Set exercise :: From the records below, copy every line that contains the word "pontos".
━━ Excerpted records
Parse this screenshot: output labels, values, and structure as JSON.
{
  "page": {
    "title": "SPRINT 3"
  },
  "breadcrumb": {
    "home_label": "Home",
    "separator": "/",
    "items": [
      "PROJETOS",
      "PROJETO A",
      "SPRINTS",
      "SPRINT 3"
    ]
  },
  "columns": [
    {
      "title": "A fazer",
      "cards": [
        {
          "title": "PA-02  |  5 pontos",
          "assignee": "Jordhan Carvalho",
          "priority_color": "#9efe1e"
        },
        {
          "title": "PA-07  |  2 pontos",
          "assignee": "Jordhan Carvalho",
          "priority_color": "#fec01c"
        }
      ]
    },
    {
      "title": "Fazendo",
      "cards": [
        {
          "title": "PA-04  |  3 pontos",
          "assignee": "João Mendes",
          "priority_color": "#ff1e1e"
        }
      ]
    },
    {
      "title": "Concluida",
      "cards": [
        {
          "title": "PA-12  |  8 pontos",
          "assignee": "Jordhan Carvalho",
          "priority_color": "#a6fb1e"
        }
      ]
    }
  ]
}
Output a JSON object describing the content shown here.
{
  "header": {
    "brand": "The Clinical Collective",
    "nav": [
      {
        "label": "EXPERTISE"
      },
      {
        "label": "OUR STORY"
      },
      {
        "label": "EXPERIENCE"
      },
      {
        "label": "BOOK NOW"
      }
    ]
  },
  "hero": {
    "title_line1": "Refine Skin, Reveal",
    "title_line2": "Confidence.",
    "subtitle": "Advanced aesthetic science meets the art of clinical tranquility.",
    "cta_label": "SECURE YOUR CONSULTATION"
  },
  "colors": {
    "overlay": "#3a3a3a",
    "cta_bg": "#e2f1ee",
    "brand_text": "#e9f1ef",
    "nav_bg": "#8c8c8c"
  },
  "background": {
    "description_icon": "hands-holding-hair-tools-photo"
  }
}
━━━━
Reply ::
          "title": "PA-02  |  5 pontos",
          "title": "PA-07  |  2 pontos",
          "title": "PA-04  |  3 pontos",
          "title": "PA-12  |  8 pontos",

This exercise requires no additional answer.